Extracted data entries:
>>

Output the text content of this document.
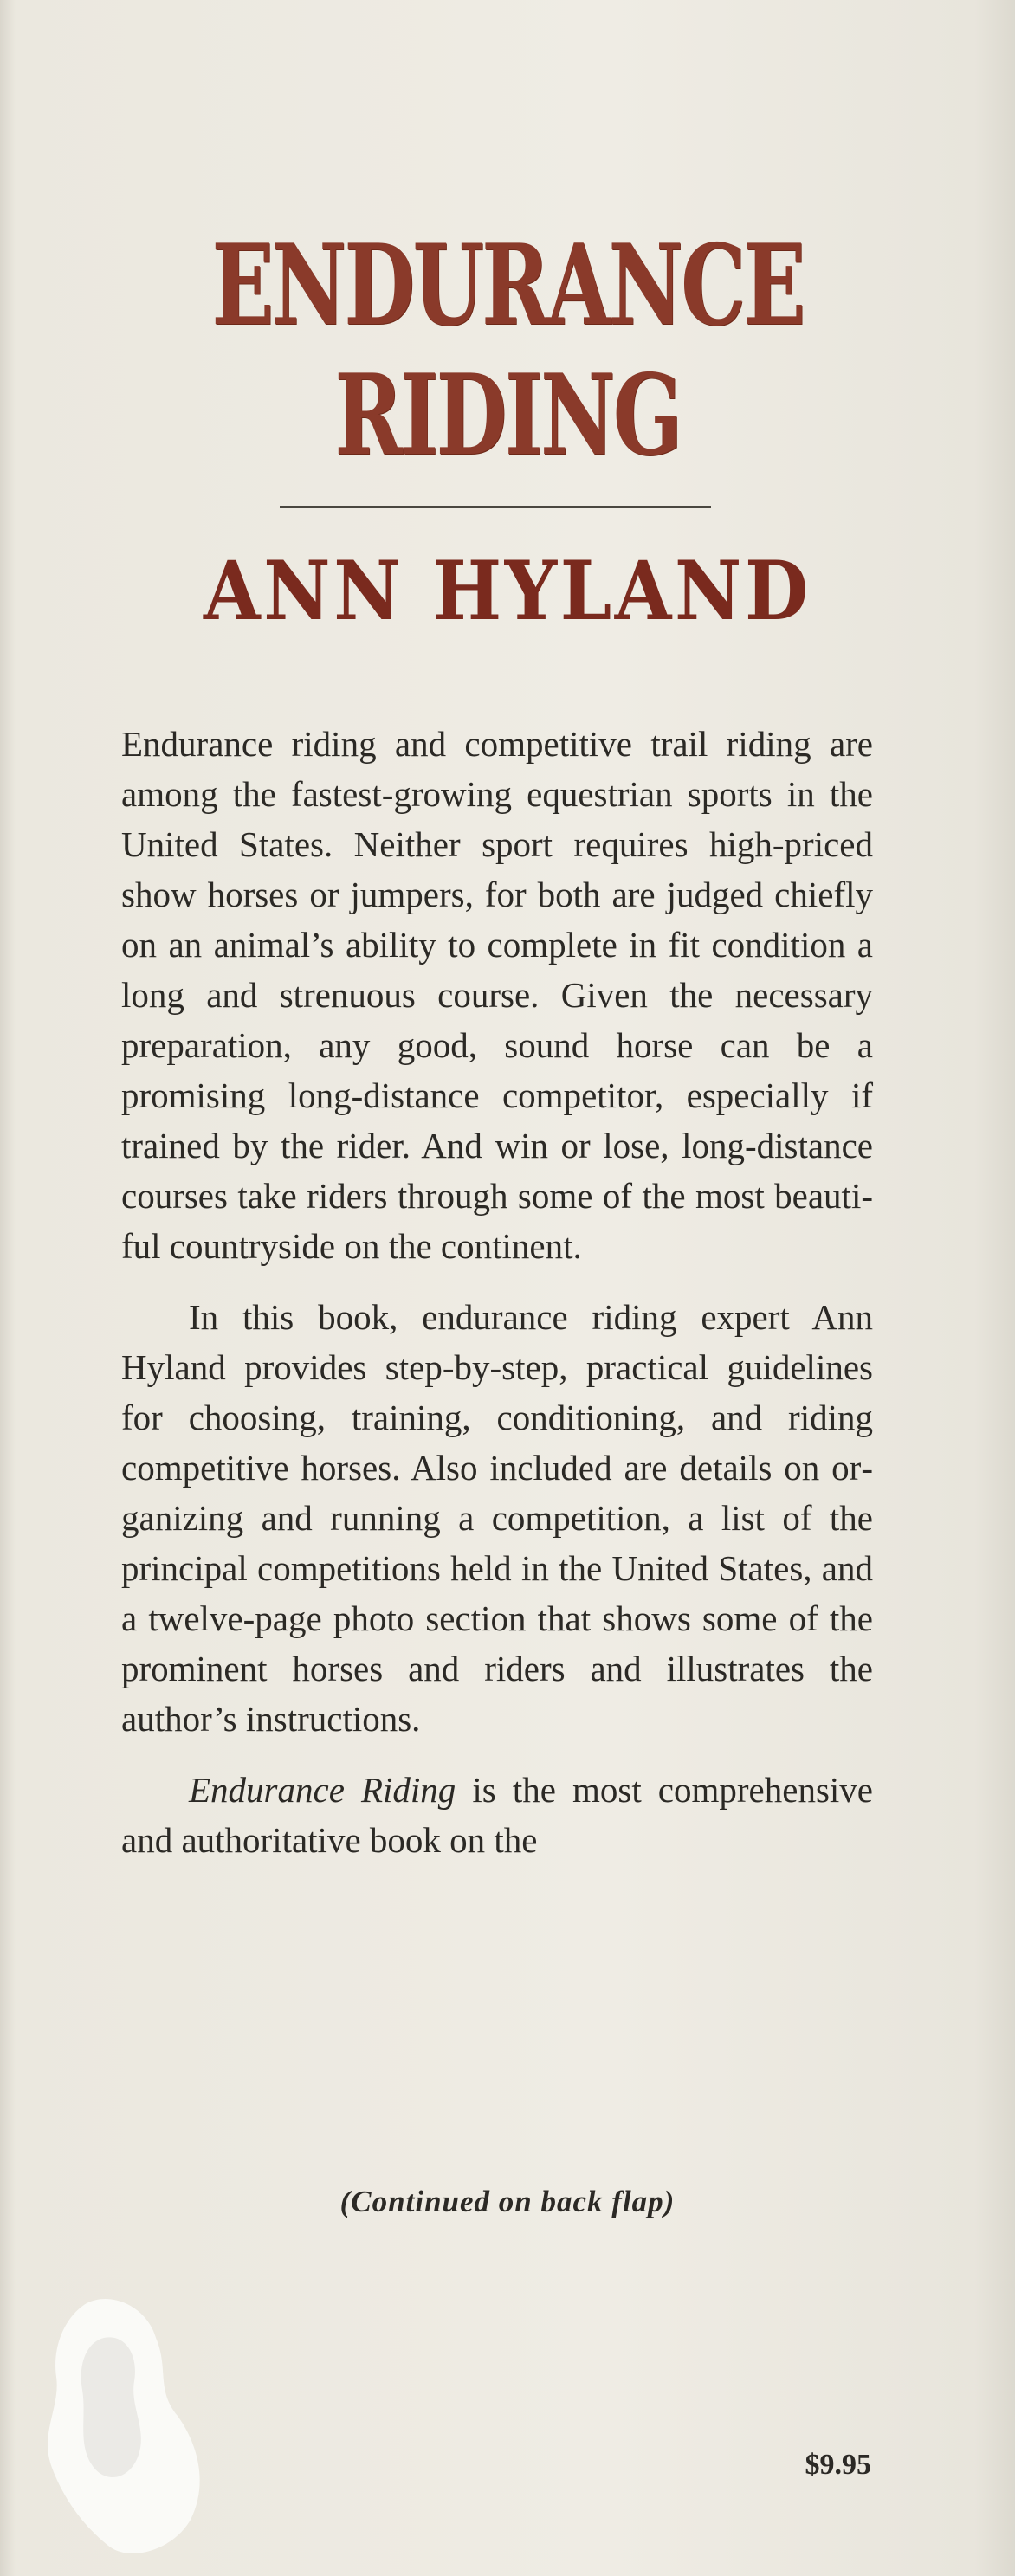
ENDURANCE
RIDING
ANN HYLAND

Endurance riding and competitive trail riding are among the fastest-growing equestrian sports in the United States. Neither sport requires high-priced show horses or jumpers, for both are judged chiefly on an animal’s ability to complete in fit condition a long and strenuous course. Given the necessary preparation, any good, sound horse can be a promising long-distance competitor, especially if trained by the rider. And win or lose, long-distance courses take riders through some of the most beautiful countryside on the continent.

In this book, endurance riding expert Ann Hyland provides step-by-step, practical guidelines for choosing, training, conditioning, and riding competitive horses. Also included are details on organizing and running a competition, a list of the principal competitions held in the United States, and a twelve-page photo section that shows some of the prominent horses and riders and illustrates the author’s instructions.

Endurance Riding is the most comprehensive and authoritative book on the

(Continued on back flap)
$9.95
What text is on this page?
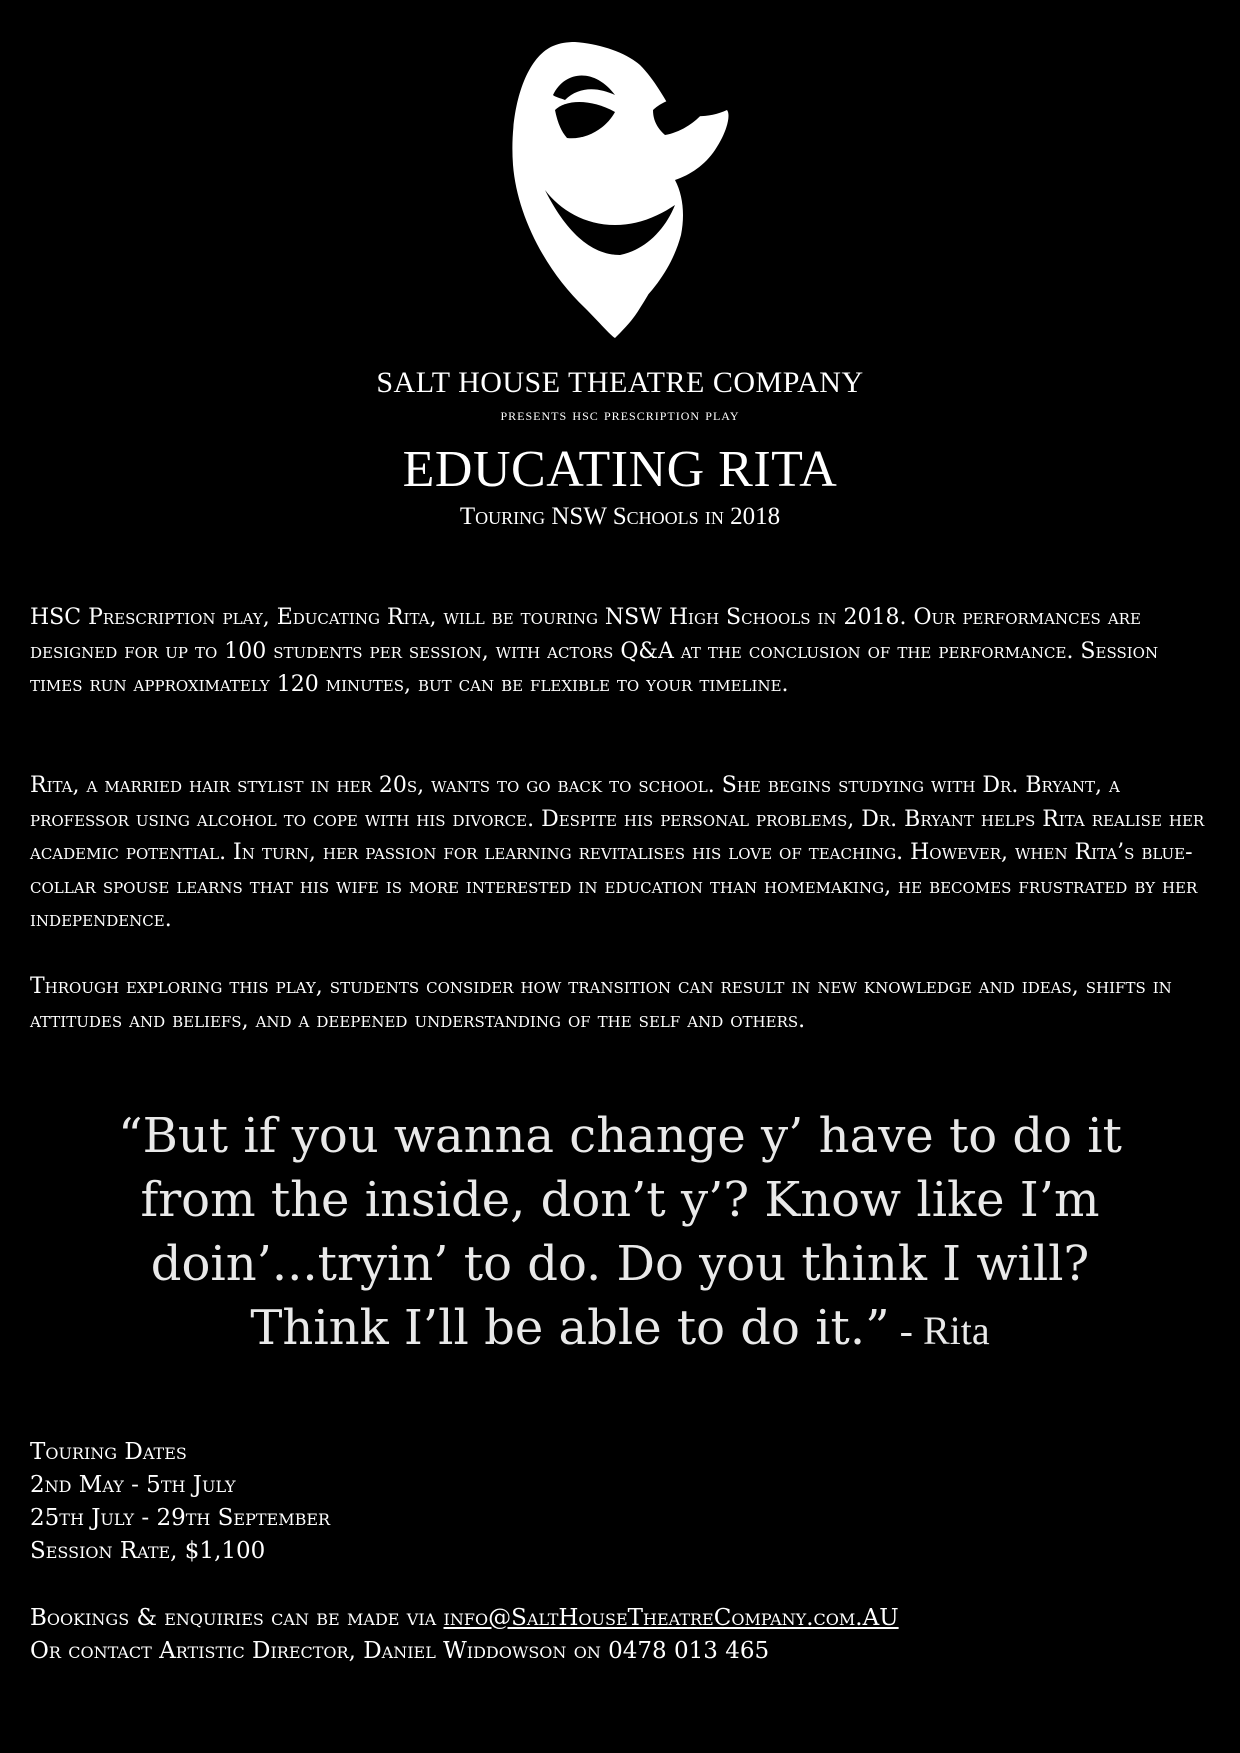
SALT HOUSE THEATRE COMPANY
presents hsc prescription play
EDUCATING RITA
Touring NSW Schools in 2018

HSC Prescription play, Educating Rita, will be touring NSW High Schools in 2018. Our performances are designed for up to 100 students per session, with actors Q&A at the conclusion of the performance. Session times run approximately 120 minutes, but can be flexible to your timeline.

Rita, a married hair stylist in her 20s, wants to go back to school. She begins studying with Dr. Bryant, a professor using alcohol to cope with his divorce. Despite his personal problems, Dr. Bryant helps Rita realise her academic potential. In turn, her passion for learning revitalises his love of teaching. However, when Rita’s blue-collar spouse learns that his wife is more interested in education than homemaking, he becomes frustrated by her independence.

Through exploring this play, students consider how transition can result in new knowledge and ideas, shifts in attitudes and beliefs, and a deepened understanding of the self and others.

“But if you wanna change y’ have to do it from the inside, don’t y’? Know like I’m doin’...tryin’ to do. Do you think I will? Think I’ll be able to do it.” - Rita

Touring Dates
2nd May - 5th July
25th July - 29th September
Session Rate, $1,100
Bookings & enquiries can be made via info@SaltHouseTheatreCompany.com.AU
Or contact Artistic Director, Daniel Widdowson on 0478 013 465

<<

## [TASK REQUIREMENTS]
Identify the lines of the entries containing the string "some". Copy each such line.

## [RESULT OF THIS EXERCISE]
Endurance riding and competitive trail riding are among the fastest-growing equestrian sports in the United States. Neither sport requires high-priced show horses or jumpers, for both are judged chiefly on an animal’s ability to complete in fit condition a long and strenuous course. Given the necessary preparation, any good, sound horse can be a promising long-distance competitor, especially if trained by the rider. And win or lose, long-distance courses take riders through some of the most beautiful countryside on the continent.
In this book, endurance riding expert Ann Hyland provides step-by-step, practical guidelines for choosing, training, conditioning, and riding competitive horses. Also included are details on organizing and running a competition, a list of the principal competitions held in the United States, and a twelve-page photo section that shows some of the prominent horses and riders and illustrates the author’s instructions.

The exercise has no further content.